問題文: 「logo: General Blue bbox=[18, 18, 68, 54]」を含む行から始め、「day-number: 10 bbox=[562, 192, 661, 204]」を含む行で終わる範囲について、「weekday-header」を「weekday-label」に変更した行を改めて示してください。その他の部分はすべて元のままとしてください。

======== 与えられた行

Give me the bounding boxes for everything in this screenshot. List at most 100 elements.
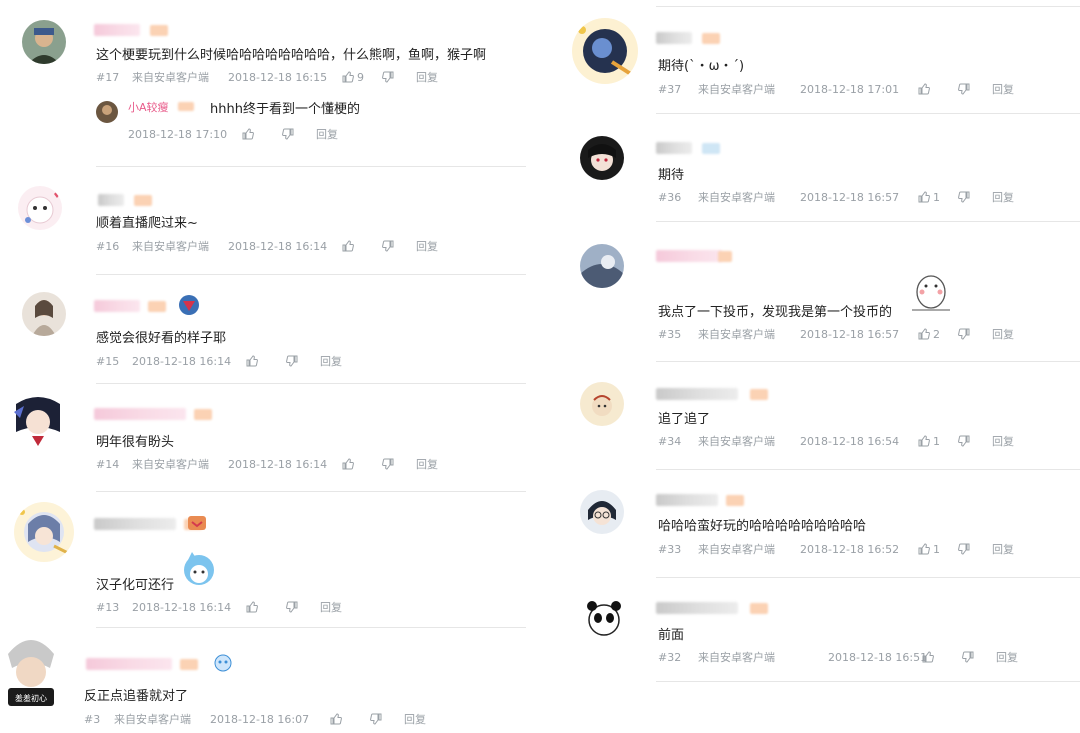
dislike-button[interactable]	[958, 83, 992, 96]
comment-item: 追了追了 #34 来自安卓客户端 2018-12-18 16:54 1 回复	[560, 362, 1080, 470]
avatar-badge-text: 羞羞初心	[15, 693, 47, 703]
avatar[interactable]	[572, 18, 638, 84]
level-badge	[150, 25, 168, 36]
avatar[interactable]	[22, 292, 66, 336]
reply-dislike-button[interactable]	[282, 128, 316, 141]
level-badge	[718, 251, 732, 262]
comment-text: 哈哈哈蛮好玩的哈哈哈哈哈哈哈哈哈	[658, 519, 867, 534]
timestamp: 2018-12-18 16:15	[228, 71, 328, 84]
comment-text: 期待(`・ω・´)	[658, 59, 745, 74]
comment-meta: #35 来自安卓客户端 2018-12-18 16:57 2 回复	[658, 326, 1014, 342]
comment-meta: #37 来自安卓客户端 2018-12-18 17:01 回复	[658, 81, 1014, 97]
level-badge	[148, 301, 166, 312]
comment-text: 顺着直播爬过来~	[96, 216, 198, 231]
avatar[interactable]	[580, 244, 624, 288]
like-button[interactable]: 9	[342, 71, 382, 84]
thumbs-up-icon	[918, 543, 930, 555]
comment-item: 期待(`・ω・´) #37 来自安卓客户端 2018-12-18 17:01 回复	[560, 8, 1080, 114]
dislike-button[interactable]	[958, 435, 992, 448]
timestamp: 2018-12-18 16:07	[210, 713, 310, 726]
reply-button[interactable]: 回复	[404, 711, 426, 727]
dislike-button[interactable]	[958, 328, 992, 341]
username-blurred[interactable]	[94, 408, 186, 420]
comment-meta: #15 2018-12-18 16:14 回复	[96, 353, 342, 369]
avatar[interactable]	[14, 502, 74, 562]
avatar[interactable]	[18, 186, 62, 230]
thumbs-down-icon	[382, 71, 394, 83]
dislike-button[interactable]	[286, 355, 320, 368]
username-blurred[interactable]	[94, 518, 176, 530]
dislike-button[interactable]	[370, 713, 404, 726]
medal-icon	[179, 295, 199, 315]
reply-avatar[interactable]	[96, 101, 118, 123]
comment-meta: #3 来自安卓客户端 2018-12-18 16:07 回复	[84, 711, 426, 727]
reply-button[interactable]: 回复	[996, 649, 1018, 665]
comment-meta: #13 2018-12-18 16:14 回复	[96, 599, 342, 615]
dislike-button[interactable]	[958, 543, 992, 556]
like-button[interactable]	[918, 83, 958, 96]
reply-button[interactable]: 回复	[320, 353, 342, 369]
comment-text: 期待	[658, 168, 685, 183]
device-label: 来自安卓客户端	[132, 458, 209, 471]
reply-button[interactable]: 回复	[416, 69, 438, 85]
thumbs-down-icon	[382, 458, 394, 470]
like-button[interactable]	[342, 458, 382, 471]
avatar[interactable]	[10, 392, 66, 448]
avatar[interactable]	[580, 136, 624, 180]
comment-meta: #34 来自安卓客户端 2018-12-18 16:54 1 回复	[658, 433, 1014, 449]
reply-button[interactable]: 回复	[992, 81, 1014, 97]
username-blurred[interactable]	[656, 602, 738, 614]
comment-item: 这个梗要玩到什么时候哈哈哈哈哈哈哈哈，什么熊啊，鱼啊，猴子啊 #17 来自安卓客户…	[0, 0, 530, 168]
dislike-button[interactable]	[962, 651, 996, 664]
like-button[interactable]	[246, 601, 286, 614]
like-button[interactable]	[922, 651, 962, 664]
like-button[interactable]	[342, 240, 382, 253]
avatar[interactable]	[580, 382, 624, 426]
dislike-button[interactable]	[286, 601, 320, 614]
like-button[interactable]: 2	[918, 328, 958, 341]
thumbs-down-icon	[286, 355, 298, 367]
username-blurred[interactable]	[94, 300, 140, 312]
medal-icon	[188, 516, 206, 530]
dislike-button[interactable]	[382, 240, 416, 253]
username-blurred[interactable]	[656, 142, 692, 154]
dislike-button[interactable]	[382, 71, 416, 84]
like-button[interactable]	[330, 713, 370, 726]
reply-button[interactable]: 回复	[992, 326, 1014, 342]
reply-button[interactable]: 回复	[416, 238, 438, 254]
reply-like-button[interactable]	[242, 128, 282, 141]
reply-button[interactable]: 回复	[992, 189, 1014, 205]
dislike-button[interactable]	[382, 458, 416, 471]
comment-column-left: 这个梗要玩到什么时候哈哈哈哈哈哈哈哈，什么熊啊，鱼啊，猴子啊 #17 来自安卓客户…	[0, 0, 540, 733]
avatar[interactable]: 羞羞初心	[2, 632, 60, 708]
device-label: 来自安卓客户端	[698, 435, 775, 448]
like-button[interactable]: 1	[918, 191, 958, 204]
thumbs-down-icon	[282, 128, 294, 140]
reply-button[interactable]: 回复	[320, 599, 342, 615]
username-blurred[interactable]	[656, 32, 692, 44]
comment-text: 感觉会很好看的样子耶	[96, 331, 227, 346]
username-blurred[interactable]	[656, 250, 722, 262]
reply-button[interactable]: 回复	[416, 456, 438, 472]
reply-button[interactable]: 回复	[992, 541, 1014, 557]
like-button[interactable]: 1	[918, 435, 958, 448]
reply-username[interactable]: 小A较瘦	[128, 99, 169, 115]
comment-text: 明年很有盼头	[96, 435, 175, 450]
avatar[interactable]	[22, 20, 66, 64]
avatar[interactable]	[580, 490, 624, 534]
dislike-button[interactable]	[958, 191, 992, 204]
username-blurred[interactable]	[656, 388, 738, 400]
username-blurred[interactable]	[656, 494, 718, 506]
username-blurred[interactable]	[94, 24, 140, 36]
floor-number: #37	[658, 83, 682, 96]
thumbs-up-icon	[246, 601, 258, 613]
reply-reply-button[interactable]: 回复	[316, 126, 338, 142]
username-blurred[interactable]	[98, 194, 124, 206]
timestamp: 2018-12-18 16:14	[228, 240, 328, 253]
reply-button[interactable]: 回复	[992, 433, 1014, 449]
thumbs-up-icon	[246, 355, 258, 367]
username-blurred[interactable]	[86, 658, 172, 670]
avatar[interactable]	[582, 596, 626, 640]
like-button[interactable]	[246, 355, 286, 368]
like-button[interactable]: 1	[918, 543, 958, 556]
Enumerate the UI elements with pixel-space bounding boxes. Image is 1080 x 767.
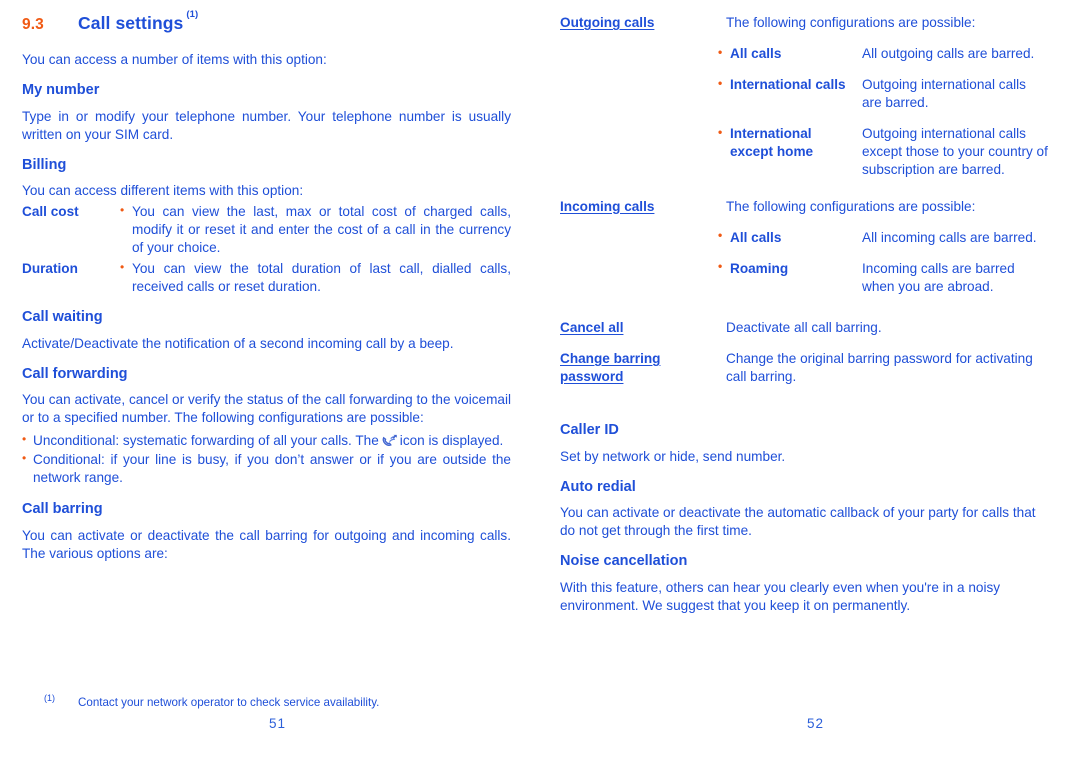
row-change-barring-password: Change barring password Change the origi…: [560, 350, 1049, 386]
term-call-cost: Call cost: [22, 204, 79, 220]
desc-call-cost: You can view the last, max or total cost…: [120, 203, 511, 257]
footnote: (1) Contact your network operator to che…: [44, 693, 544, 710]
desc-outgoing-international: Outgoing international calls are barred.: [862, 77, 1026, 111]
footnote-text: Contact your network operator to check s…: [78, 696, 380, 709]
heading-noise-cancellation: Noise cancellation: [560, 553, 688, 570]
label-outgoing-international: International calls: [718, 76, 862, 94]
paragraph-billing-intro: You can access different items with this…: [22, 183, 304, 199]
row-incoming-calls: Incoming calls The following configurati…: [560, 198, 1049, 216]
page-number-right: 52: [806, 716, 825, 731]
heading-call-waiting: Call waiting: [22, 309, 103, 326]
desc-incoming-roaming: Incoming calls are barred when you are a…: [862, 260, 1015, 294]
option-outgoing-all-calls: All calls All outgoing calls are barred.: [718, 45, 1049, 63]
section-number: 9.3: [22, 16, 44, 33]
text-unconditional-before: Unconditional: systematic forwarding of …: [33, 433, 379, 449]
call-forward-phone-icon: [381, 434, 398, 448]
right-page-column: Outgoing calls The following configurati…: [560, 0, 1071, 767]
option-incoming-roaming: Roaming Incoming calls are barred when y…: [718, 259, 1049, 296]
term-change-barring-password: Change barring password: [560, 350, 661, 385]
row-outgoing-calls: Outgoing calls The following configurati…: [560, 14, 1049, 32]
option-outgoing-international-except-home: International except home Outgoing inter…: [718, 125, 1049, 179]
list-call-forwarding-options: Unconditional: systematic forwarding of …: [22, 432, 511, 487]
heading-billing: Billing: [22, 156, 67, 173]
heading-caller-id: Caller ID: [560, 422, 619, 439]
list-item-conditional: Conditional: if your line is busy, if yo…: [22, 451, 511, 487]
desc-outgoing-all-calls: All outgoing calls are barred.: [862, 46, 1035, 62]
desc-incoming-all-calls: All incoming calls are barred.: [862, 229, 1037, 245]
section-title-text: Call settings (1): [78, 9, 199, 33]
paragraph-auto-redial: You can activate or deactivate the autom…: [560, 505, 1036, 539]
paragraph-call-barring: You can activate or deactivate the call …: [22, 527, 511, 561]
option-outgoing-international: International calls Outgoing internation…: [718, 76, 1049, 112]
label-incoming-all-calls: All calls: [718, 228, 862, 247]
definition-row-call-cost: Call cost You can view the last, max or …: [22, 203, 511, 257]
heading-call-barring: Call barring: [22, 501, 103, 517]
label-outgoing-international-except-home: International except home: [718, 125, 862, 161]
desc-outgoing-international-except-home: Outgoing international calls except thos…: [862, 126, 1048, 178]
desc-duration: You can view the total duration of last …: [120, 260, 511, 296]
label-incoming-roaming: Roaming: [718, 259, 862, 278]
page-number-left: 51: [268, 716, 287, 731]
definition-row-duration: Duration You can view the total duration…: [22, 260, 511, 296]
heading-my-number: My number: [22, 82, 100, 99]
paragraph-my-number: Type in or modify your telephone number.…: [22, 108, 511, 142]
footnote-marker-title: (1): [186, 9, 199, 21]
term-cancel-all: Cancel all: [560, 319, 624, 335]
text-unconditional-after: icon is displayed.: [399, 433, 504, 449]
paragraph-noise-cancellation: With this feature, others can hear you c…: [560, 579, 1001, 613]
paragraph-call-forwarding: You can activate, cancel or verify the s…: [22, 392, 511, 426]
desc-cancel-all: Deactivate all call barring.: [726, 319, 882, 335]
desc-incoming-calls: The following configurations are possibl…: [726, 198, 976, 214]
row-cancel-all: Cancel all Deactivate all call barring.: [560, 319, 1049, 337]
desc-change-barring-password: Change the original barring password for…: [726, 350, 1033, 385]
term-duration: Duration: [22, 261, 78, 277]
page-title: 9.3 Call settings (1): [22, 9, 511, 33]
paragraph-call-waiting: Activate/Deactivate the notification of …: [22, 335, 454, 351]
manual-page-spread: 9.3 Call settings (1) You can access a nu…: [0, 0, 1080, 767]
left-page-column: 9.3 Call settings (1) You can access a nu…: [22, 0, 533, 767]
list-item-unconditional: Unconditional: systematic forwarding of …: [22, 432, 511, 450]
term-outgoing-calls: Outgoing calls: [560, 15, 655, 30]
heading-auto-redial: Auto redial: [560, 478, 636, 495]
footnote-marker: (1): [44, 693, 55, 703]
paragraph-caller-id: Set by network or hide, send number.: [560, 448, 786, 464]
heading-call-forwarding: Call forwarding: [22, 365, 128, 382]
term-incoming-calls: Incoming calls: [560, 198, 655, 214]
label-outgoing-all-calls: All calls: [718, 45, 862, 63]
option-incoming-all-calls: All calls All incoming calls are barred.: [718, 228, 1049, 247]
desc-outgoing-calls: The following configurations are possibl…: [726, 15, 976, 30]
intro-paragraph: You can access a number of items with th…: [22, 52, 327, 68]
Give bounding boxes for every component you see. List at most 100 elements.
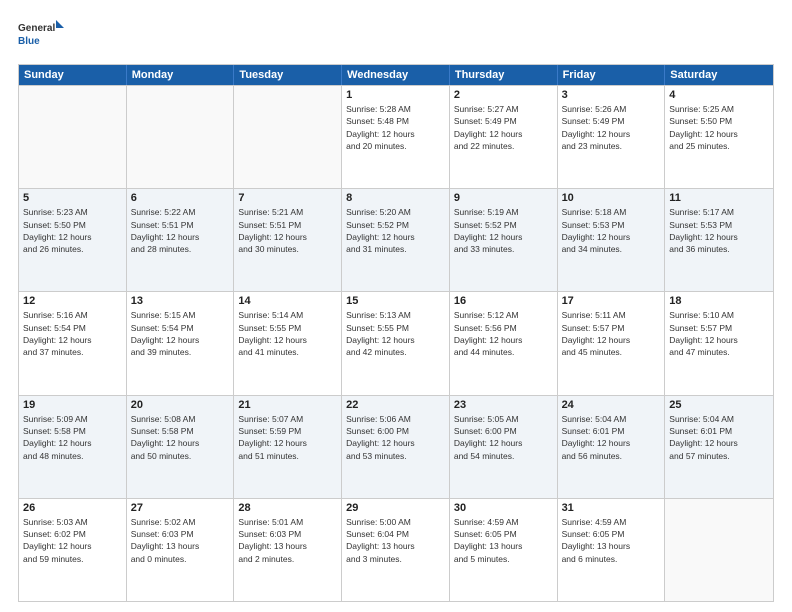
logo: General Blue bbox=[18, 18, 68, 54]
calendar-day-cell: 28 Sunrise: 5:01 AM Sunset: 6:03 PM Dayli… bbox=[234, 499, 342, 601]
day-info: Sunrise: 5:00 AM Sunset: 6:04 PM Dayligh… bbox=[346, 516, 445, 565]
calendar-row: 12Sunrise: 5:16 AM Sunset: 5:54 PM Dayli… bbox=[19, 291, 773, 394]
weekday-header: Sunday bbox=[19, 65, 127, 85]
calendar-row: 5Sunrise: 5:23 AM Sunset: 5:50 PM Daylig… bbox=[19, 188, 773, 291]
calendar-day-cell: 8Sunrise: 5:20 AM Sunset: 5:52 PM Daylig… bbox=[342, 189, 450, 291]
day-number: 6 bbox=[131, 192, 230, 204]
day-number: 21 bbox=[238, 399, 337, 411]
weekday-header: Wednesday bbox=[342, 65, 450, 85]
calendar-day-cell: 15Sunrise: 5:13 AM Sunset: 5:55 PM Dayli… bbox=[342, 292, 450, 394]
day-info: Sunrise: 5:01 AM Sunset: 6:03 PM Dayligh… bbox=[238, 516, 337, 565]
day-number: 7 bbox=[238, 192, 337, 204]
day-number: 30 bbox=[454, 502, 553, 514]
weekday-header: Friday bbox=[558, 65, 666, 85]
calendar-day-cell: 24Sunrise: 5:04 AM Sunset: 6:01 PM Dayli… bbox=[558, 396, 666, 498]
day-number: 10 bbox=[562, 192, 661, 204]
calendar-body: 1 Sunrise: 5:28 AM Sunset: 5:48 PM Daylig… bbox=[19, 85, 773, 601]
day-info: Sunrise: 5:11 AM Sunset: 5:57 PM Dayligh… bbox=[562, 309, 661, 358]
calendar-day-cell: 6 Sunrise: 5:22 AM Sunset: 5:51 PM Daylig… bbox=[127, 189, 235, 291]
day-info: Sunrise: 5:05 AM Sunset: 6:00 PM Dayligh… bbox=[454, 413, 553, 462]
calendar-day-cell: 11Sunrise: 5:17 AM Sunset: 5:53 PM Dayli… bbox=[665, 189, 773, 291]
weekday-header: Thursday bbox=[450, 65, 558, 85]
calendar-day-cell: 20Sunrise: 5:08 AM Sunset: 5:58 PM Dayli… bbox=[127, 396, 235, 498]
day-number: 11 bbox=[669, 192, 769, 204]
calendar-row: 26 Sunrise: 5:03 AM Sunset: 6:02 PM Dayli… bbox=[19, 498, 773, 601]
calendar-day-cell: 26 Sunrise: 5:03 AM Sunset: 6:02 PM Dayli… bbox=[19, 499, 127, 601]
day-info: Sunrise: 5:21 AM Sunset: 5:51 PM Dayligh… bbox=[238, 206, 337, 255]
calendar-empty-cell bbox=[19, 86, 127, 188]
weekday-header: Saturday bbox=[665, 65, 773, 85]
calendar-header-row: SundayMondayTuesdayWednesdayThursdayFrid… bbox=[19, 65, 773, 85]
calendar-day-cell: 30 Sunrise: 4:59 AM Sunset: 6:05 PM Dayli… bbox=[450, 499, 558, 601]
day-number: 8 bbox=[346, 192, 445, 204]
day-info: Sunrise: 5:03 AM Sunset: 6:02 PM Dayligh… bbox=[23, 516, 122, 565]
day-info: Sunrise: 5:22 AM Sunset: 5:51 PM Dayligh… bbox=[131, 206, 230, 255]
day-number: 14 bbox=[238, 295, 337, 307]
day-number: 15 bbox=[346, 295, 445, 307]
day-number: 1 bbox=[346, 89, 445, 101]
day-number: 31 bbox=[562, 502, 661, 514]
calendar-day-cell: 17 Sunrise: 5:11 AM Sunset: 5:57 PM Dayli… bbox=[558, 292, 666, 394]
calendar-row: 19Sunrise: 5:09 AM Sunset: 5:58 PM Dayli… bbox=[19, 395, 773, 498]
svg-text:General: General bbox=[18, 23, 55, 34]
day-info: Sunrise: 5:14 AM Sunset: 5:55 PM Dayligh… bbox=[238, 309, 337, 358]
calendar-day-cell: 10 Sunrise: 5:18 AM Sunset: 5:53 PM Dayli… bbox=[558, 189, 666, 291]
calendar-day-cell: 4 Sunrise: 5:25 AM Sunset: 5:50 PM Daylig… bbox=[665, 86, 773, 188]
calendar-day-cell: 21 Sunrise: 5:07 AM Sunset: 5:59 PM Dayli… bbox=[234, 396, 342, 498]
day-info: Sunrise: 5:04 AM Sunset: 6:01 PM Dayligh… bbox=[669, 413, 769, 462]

================

記述解答:
logo: General Blue bbox=[18, 18, 68, 54]
calendar-day-cell: 28 Sunrise: 5:01 AM Sunset: 6:03 PM Dayli… bbox=[234, 499, 342, 601]
day-info: Sunrise: 5:00 AM Sunset: 6:04 PM Dayligh… bbox=[346, 516, 445, 565]
calendar-row: 12Sunrise: 5:16 AM Sunset: 5:54 PM Dayli… bbox=[19, 291, 773, 394]
weekday-label: Sunday bbox=[19, 65, 127, 85]
calendar-row: 5Sunrise: 5:23 AM Sunset: 5:50 PM Daylig… bbox=[19, 188, 773, 291]
calendar-day-cell: 8Sunrise: 5:20 AM Sunset: 5:52 PM Daylig… bbox=[342, 189, 450, 291]
day-number: 6 bbox=[131, 192, 230, 204]
day-number: 21 bbox=[238, 399, 337, 411]
weekday-label: Wednesday bbox=[342, 65, 450, 85]
calendar-day-cell: 15Sunrise: 5:13 AM Sunset: 5:55 PM Dayli… bbox=[342, 292, 450, 394]
day-info: Sunrise: 5:01 AM Sunset: 6:03 PM Dayligh… bbox=[238, 516, 337, 565]
day-number: 7 bbox=[238, 192, 337, 204]
day-number: 30 bbox=[454, 502, 553, 514]
weekday-label: Friday bbox=[558, 65, 666, 85]
calendar-day-cell: 24Sunrise: 5:04 AM Sunset: 6:01 PM Dayli… bbox=[558, 396, 666, 498]
day-number: 10 bbox=[562, 192, 661, 204]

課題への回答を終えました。